>> begin The records

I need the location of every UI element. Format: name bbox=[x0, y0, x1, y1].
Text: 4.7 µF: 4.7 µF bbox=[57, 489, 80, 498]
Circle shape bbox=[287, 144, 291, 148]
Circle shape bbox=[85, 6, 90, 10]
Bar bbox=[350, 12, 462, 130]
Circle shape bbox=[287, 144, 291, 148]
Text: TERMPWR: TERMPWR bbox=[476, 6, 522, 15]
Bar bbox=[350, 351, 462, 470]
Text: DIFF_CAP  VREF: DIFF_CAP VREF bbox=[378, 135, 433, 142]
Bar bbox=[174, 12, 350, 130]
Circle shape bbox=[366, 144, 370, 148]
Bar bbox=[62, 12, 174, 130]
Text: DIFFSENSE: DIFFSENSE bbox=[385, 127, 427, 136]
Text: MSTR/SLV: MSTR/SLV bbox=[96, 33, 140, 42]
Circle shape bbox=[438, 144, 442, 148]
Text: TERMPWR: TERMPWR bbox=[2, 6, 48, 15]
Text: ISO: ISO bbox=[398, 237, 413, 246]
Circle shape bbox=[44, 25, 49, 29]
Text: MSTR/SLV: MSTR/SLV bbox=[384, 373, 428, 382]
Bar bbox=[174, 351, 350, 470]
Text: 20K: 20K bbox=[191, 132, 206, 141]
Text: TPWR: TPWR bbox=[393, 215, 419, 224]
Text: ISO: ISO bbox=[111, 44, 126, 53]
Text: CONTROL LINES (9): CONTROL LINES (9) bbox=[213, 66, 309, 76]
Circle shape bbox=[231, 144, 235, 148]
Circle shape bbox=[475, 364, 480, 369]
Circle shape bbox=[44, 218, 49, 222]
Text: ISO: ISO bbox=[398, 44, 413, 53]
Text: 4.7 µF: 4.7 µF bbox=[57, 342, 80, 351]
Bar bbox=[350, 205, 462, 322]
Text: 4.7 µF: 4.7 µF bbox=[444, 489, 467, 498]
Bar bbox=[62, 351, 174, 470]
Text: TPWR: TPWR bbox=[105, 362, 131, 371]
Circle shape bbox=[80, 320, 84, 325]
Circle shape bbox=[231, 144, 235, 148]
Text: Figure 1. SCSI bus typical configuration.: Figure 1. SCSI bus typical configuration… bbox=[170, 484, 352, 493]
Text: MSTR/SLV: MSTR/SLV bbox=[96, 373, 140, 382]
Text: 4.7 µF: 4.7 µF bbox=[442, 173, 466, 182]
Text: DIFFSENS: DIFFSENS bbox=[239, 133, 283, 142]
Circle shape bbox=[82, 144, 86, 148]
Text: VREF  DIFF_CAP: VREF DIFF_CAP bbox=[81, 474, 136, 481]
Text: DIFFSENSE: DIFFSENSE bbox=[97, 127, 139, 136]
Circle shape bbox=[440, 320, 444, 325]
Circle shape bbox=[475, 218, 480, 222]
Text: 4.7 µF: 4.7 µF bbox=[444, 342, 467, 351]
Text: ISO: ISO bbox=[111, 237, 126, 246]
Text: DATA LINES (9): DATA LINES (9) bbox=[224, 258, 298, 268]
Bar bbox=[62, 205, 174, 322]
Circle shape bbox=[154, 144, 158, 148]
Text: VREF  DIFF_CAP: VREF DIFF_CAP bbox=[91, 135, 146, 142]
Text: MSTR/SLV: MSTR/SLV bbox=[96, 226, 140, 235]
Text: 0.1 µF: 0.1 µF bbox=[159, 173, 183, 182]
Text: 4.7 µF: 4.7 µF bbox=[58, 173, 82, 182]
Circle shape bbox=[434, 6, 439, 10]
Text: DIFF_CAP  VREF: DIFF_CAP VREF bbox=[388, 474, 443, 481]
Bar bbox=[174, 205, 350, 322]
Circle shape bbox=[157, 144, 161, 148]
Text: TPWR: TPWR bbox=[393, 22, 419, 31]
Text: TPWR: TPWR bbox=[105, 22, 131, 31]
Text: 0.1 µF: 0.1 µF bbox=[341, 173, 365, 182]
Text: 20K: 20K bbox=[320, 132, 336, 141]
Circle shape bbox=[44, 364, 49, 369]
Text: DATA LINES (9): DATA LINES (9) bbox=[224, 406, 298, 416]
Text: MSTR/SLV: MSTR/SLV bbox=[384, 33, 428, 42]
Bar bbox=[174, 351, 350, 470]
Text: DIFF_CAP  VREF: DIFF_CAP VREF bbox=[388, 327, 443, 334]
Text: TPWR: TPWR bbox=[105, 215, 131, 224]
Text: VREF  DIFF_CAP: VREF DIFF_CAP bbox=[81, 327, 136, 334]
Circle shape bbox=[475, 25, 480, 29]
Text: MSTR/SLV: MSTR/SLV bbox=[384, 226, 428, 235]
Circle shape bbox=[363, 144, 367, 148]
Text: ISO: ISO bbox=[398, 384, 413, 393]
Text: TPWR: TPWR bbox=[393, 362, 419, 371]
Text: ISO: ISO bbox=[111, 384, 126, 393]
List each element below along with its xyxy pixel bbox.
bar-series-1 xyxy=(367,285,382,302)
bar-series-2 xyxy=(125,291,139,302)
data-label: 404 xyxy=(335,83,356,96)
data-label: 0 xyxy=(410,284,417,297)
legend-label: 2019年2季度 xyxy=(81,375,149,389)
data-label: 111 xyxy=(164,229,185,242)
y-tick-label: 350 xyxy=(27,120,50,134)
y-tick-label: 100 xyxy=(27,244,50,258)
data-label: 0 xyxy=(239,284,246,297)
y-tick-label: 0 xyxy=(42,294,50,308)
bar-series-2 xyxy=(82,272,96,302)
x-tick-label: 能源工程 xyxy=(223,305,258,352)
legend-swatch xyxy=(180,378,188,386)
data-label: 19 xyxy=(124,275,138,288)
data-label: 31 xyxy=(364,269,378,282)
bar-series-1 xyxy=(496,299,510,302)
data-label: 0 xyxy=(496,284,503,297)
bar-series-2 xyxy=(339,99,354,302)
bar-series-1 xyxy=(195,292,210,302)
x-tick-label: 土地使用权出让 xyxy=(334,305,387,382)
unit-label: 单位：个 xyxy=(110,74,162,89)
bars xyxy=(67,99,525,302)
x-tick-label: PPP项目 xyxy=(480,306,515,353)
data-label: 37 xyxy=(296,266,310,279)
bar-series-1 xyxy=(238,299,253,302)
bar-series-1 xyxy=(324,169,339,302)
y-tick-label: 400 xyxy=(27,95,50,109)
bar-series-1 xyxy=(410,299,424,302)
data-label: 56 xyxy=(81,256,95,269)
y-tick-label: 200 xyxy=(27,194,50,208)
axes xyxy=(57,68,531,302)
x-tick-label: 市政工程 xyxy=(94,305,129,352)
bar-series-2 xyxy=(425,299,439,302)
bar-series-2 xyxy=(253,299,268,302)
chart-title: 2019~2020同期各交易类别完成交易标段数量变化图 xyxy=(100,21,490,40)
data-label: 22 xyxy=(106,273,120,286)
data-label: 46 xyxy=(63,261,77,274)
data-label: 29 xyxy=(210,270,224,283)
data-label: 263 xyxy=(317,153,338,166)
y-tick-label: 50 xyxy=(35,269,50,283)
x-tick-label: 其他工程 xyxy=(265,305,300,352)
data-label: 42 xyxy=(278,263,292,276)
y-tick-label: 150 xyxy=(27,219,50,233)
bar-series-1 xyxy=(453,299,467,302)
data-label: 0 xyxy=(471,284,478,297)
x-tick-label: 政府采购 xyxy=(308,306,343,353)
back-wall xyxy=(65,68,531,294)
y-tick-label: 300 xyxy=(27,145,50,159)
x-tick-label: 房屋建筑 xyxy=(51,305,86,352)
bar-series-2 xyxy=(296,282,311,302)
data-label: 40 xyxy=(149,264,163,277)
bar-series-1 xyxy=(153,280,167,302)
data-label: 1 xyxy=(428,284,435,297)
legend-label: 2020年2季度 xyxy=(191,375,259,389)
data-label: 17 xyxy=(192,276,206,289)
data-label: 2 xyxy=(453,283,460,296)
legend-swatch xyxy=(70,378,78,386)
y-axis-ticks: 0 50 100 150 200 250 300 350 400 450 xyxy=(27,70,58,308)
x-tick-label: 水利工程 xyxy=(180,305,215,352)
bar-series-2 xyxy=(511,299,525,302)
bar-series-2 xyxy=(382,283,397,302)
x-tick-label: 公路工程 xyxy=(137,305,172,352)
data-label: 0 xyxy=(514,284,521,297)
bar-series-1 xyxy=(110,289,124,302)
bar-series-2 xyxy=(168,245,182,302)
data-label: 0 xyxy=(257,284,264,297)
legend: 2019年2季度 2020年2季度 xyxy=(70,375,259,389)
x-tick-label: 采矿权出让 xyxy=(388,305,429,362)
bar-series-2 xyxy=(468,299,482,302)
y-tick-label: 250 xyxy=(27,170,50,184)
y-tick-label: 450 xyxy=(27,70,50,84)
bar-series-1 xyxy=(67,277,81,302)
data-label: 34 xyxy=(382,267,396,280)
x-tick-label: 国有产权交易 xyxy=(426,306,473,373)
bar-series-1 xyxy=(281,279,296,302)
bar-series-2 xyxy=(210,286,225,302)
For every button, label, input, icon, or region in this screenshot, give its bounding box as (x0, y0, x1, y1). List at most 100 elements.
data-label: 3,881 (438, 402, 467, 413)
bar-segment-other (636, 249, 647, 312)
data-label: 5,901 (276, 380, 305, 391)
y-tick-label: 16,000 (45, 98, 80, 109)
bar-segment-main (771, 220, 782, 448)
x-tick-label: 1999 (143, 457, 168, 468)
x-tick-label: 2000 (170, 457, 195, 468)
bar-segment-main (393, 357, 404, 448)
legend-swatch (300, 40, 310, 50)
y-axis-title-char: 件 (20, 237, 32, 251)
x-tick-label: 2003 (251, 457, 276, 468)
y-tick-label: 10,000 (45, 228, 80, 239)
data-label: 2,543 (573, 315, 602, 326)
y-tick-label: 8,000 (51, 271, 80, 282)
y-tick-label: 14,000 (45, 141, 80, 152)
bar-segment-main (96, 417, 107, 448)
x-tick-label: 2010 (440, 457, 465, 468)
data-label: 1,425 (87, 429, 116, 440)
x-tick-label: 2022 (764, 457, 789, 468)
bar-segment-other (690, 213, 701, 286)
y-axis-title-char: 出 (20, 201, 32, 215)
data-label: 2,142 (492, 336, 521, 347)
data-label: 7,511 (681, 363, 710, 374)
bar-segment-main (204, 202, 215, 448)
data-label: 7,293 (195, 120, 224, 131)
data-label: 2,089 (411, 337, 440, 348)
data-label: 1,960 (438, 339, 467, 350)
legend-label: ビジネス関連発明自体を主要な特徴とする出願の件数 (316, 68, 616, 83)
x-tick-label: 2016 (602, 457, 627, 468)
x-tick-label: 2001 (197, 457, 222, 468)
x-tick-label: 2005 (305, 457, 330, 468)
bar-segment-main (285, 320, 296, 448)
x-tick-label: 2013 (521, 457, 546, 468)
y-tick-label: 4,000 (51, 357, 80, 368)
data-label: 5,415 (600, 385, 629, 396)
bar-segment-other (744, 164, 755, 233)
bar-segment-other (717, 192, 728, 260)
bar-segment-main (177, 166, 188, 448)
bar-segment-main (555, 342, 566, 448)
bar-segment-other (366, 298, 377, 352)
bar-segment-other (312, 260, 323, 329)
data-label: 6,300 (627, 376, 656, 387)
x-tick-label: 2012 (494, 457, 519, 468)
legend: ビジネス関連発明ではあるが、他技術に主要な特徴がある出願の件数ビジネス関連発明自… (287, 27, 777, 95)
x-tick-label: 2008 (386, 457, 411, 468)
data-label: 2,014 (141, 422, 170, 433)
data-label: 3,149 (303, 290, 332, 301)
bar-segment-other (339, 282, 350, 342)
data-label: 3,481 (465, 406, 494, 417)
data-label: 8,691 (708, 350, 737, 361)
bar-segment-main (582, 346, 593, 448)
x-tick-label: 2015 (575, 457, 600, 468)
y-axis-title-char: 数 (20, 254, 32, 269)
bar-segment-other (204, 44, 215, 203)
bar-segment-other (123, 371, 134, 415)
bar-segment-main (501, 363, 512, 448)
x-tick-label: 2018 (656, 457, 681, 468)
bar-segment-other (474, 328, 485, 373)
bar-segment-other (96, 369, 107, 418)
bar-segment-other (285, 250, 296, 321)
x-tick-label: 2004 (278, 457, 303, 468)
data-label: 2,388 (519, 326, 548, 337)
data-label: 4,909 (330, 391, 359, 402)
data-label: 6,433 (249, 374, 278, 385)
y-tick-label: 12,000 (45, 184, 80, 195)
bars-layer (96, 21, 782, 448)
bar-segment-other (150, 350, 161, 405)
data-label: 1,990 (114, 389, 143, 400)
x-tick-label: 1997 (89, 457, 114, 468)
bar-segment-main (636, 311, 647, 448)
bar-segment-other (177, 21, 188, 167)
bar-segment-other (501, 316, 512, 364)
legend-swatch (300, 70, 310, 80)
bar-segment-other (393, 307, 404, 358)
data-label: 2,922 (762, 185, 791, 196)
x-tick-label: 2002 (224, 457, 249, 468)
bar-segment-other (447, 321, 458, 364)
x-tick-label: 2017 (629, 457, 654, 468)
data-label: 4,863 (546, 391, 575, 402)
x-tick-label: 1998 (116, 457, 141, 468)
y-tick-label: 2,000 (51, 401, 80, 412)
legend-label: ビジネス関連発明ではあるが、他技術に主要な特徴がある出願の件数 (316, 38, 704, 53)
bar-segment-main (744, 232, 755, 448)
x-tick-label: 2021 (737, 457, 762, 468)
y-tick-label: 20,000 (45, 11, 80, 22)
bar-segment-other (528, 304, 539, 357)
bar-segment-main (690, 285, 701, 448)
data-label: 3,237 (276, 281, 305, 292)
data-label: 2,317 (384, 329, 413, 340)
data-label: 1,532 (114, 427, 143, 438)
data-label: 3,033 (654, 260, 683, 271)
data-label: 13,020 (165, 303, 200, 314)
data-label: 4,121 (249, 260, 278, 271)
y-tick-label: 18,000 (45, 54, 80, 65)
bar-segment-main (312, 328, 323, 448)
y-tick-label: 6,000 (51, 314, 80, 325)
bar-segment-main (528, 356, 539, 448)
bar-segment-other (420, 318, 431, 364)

>> end The records

Starting at the beginning of the items and ending at the line containing "Text: ISO: ISO bbox=[111, 44, 126, 53]", reproduce those lines with every occurrence of "Bar" changed to "Rectangle" and everything else left unchanged.

I need the location of every UI element. Format: name bbox=[x0, y0, x1, y1].
Text: 4.7 µF: 4.7 µF bbox=[57, 489, 80, 498]
Circle shape bbox=[287, 144, 291, 148]
Circle shape bbox=[85, 6, 90, 10]
Rectangle bbox=[350, 12, 462, 130]
Circle shape bbox=[287, 144, 291, 148]
Text: TERMPWR: TERMPWR bbox=[476, 6, 522, 15]
Rectangle bbox=[350, 351, 462, 470]
Text: DIFF_CAP  VREF: DIFF_CAP VREF bbox=[378, 135, 433, 142]
Rectangle bbox=[174, 12, 350, 130]
Circle shape bbox=[366, 144, 370, 148]
Rectangle bbox=[62, 12, 174, 130]
Text: DIFFSENSE: DIFFSENSE bbox=[385, 127, 427, 136]
Text: MSTR/SLV: MSTR/SLV bbox=[96, 33, 140, 42]
Circle shape bbox=[438, 144, 442, 148]
Text: TERMPWR: TERMPWR bbox=[2, 6, 48, 15]
Text: ISO: ISO bbox=[398, 237, 413, 246]
Circle shape bbox=[44, 25, 49, 29]
Text: MSTR/SLV: MSTR/SLV bbox=[384, 373, 428, 382]
Rectangle bbox=[174, 351, 350, 470]
Text: 20K: 20K bbox=[191, 132, 206, 141]
Text: TPWR: TPWR bbox=[393, 215, 419, 224]
Text: ISO: ISO bbox=[111, 44, 126, 53]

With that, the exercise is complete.